# [Your goal]
Below is a block of records. Copy every line in it that contains the word "Beinteil".

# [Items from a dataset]
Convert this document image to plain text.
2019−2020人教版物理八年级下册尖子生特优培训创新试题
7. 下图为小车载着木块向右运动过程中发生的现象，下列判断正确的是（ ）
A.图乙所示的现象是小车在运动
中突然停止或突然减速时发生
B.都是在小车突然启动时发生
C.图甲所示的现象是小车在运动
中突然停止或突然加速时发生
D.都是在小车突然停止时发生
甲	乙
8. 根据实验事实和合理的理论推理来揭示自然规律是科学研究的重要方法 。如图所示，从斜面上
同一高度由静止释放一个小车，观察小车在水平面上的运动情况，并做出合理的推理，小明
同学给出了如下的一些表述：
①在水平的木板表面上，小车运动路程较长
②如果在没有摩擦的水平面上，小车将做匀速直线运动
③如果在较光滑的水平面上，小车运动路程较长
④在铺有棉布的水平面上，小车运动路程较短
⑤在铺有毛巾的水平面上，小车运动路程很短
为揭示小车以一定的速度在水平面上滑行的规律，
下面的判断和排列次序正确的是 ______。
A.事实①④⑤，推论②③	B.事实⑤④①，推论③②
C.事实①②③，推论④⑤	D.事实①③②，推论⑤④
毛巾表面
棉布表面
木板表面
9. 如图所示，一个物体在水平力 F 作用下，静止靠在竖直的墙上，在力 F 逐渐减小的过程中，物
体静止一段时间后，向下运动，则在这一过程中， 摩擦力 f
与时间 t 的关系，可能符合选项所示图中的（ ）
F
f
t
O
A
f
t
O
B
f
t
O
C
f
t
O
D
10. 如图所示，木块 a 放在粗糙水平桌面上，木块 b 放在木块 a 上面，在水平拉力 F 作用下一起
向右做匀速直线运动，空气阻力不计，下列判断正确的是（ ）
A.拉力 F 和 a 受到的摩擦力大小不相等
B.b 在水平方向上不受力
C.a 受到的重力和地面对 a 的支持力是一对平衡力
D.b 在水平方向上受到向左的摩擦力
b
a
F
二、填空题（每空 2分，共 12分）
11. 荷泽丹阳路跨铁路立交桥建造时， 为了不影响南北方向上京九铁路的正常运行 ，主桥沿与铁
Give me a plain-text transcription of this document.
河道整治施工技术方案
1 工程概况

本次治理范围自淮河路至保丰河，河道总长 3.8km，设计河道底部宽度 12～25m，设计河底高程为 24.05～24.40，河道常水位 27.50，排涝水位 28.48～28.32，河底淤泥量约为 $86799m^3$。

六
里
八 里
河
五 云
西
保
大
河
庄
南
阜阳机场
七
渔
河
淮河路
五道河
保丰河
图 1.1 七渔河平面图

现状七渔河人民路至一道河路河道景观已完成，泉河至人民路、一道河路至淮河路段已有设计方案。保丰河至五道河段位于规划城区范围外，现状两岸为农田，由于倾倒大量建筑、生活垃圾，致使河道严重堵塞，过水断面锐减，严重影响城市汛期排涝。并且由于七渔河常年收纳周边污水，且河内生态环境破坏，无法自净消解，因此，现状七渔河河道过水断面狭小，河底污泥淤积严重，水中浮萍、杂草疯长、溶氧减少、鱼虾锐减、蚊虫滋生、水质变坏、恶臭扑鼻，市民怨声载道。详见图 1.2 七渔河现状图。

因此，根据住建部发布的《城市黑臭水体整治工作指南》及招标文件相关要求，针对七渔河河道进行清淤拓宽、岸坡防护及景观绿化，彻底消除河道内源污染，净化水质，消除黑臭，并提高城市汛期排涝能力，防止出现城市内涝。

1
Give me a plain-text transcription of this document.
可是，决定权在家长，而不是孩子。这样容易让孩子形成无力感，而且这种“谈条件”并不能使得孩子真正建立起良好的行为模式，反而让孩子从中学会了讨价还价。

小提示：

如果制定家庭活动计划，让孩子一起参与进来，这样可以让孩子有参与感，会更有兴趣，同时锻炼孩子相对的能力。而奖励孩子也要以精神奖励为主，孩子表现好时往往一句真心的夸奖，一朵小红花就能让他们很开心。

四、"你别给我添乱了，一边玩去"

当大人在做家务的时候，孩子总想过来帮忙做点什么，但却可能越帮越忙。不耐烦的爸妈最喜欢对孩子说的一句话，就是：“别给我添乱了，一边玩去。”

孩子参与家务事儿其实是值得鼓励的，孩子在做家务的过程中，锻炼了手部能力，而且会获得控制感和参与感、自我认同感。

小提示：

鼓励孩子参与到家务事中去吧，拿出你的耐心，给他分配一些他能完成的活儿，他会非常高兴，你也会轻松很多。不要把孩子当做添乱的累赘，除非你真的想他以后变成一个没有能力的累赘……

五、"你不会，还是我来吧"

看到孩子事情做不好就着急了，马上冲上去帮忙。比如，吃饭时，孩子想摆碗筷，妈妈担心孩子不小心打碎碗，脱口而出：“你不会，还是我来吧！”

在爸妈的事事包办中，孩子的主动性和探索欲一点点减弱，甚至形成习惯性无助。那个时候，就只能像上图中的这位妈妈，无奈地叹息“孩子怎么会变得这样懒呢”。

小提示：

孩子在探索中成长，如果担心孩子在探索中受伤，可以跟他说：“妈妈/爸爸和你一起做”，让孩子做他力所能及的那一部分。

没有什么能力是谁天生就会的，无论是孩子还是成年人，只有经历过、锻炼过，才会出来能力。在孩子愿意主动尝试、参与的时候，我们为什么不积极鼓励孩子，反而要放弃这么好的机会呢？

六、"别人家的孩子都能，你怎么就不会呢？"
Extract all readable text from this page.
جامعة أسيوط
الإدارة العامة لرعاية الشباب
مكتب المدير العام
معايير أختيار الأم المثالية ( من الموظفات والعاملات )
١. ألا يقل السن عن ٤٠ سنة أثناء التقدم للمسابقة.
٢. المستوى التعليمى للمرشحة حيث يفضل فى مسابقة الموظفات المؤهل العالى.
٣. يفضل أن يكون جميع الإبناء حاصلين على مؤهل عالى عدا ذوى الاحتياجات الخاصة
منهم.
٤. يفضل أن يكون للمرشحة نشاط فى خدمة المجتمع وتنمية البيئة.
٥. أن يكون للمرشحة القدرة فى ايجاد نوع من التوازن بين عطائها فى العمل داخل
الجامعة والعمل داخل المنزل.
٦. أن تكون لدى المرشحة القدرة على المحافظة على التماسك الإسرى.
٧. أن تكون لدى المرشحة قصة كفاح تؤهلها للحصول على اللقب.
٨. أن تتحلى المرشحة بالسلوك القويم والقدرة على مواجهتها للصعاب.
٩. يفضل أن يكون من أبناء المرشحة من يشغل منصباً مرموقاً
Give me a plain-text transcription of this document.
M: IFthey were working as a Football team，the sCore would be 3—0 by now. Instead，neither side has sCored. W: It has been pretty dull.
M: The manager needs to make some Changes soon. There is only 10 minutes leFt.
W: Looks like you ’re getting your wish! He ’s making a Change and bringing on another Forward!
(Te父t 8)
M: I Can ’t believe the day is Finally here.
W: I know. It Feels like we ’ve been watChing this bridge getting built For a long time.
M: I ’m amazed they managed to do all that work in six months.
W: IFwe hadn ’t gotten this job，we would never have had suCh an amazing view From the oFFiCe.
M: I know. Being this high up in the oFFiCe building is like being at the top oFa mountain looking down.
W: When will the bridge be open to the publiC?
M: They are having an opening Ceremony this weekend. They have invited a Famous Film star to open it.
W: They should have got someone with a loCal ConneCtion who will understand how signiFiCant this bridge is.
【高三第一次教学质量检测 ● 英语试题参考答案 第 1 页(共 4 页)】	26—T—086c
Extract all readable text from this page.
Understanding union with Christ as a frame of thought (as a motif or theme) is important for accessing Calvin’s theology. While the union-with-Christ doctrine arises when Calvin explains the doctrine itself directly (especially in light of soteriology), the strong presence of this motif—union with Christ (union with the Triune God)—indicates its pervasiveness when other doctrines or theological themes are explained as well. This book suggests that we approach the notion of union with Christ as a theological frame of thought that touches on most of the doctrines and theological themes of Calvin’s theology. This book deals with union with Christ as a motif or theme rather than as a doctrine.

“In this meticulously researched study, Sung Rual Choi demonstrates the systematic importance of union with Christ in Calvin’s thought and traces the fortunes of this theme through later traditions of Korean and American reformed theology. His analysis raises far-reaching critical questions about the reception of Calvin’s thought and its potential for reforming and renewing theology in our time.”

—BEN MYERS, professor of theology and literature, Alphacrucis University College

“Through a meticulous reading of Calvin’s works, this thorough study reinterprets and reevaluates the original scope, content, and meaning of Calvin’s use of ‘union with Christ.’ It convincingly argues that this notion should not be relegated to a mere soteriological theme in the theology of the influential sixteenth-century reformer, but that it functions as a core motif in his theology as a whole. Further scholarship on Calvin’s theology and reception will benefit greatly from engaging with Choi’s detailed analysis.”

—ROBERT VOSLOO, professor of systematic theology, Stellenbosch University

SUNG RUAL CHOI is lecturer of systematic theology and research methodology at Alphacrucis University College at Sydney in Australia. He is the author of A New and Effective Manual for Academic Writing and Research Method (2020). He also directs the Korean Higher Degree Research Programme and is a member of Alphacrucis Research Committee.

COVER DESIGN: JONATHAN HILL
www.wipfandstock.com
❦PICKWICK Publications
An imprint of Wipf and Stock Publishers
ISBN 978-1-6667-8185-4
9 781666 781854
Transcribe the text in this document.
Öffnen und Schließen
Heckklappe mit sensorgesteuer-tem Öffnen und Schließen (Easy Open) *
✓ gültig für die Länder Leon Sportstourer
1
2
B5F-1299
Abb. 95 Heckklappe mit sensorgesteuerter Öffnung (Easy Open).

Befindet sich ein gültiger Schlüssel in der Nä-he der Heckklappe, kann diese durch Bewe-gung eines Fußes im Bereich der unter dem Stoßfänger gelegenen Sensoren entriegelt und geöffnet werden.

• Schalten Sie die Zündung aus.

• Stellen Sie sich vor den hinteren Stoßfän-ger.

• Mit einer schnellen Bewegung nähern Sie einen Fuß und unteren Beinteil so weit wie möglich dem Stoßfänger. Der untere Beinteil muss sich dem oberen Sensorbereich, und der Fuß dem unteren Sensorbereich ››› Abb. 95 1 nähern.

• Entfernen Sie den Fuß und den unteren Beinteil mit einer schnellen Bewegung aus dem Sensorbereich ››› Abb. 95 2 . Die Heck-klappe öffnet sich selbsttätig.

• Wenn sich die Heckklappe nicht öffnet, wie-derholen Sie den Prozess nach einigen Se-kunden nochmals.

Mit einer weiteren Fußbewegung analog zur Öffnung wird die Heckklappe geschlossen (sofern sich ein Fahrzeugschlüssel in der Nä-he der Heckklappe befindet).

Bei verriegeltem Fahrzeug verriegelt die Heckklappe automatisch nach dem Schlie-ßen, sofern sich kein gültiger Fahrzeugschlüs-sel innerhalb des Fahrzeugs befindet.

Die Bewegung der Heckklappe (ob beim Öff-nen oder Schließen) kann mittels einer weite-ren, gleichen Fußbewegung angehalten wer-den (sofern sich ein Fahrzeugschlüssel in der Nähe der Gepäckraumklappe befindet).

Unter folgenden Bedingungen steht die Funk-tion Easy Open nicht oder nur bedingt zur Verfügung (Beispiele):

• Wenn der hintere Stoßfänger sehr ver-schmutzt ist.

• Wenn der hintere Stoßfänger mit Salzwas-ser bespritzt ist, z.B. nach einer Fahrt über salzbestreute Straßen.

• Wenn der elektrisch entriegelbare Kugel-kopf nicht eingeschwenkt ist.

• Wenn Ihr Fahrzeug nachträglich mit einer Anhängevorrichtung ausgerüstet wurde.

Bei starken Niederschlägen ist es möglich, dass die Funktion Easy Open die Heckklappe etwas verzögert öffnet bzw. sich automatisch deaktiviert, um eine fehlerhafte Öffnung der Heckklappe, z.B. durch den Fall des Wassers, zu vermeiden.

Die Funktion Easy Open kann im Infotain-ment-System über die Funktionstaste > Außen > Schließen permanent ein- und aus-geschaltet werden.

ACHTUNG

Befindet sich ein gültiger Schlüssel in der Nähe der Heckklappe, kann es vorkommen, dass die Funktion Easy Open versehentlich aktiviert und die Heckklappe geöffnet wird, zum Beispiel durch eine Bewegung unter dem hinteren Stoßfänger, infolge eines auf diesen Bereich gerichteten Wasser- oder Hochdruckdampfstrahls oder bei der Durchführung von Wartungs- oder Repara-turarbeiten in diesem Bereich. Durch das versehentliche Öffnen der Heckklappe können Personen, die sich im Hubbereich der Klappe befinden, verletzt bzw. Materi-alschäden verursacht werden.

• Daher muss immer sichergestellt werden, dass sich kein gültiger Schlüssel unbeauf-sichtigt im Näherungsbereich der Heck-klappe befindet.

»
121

# [Expected answer]
• Mit einer schnellen Bewegung nähern Sie einen Fuß und unteren Beinteil so weit wie möglich dem Stoßfänger. Der untere Beinteil muss sich dem oberen Sensorbereich, und der Fuß dem unteren Sensorbereich ››› Abb. 95 1 nähern.
• Entfernen Sie den Fuß und den unteren Beinteil mit einer schnellen Bewegung aus dem Sensorbereich ››› Abb. 95 2 . Die Heck-klappe öffnet sich selbsttätig.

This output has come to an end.